DATASET ROWS:
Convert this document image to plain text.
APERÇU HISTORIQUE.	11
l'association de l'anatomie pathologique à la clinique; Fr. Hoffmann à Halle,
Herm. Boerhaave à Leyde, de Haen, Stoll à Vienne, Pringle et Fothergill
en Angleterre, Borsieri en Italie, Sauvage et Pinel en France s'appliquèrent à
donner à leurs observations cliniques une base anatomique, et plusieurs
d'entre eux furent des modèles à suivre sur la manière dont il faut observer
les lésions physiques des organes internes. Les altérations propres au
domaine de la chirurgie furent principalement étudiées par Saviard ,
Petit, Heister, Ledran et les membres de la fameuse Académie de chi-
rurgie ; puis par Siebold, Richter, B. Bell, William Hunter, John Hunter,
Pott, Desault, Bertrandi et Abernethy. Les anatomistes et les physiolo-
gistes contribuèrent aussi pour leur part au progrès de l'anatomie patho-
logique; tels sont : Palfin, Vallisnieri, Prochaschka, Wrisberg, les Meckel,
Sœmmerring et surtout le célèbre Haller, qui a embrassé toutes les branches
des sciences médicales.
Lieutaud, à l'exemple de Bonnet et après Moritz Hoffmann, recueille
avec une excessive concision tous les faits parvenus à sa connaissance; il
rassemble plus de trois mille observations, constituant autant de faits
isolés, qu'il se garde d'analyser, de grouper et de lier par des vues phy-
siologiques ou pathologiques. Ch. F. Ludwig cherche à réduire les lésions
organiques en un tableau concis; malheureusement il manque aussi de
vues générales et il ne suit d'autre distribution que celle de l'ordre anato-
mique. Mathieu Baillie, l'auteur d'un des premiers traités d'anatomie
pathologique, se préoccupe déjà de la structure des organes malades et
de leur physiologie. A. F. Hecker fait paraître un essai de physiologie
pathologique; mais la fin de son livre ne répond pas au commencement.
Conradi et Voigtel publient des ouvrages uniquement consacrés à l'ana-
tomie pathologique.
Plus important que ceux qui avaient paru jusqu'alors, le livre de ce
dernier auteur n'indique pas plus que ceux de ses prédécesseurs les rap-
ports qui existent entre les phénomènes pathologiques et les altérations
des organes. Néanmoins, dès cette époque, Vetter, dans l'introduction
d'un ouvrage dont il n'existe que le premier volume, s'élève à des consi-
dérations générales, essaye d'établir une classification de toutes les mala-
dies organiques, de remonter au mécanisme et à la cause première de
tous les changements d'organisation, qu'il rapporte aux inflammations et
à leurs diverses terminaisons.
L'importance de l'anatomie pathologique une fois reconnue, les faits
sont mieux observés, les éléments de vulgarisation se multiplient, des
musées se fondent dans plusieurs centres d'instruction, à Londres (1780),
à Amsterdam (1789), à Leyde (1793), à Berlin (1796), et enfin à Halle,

EXERCISE INSTRUCTIONS:
Each line above must be printed exactly as it appears.

TASK ANSWER:
Convert this document image to plain text.
APERÇU HISTORIQUE.	11
l'association de l'anatomie pathologique à la clinique; Fr. Hoffmann à Halle,
Herm. Boerhaave à Leyde, de Haen, Stoll à Vienne, Pringle et Fothergill
en Angleterre, Borsieri en Italie, Sauvage et Pinel en France s'appliquèrent à
donner à leurs observations cliniques une base anatomique, et plusieurs
d'entre eux furent des modèles à suivre sur la manière dont il faut observer
les lésions physiques des organes internes. Les altérations propres au
domaine de la chirurgie furent principalement étudiées par Saviard ,
Petit, Heister, Ledran et les membres de la fameuse Académie de chi-
rurgie ; puis par Siebold, Richter, B. Bell, William Hunter, John Hunter,
Pott, Desault, Bertrandi et Abernethy. Les anatomistes et les physiolo-
gistes contribuèrent aussi pour leur part au progrès de l'anatomie patho-
logique; tels sont : Palfin, Vallisnieri, Prochaschka, Wrisberg, les Meckel,
Sœmmerring et surtout le célèbre Haller, qui a embrassé toutes les branches
des sciences médicales.
Lieutaud, à l'exemple de Bonnet et après Moritz Hoffmann, recueille
avec une excessive concision tous les faits parvenus à sa connaissance; il
rassemble plus de trois mille observations, constituant autant de faits
isolés, qu'il se garde d'analyser, de grouper et de lier par des vues phy-
siologiques ou pathologiques. Ch. F. Ludwig cherche à réduire les lésions
organiques en un tableau concis; malheureusement il manque aussi de
vues générales et il ne suit d'autre distribution que celle de l'ordre anato-
mique. Mathieu Baillie, l'auteur d'un des premiers traités d'anatomie
pathologique, se préoccupe déjà de la structure des organes malades et
de leur physiologie. A. F. Hecker fait paraître un essai de physiologie
pathologique; mais la fin de son livre ne répond pas au commencement.
Conradi et Voigtel publient des ouvrages uniquement consacrés à l'ana-
tomie pathologique.
Plus important que ceux qui avaient paru jusqu'alors, le livre de ce
dernier auteur n'indique pas plus que ceux de ses prédécesseurs les rap-
ports qui existent entre les phénomènes pathologiques et les altérations
des organes. Néanmoins, dès cette époque, Vetter, dans l'introduction
d'un ouvrage dont il n'existe que le premier volume, s'élève à des consi-
dérations générales, essaye d'établir une classification de toutes les mala-
dies organiques, de remonter au mécanisme et à la cause première de
tous les changements d'organisation, qu'il rapporte aux inflammations et
à leurs diverses terminaisons.
L'importance de l'anatomie pathologique une fois reconnue, les faits
sont mieux observés, les éléments de vulgarisation se multiplient, des
musées se fondent dans plusieurs centres d'instruction, à Londres (1780),
à Amsterdam (1789), à Leyde (1793), à Berlin (1796), et enfin à Halle,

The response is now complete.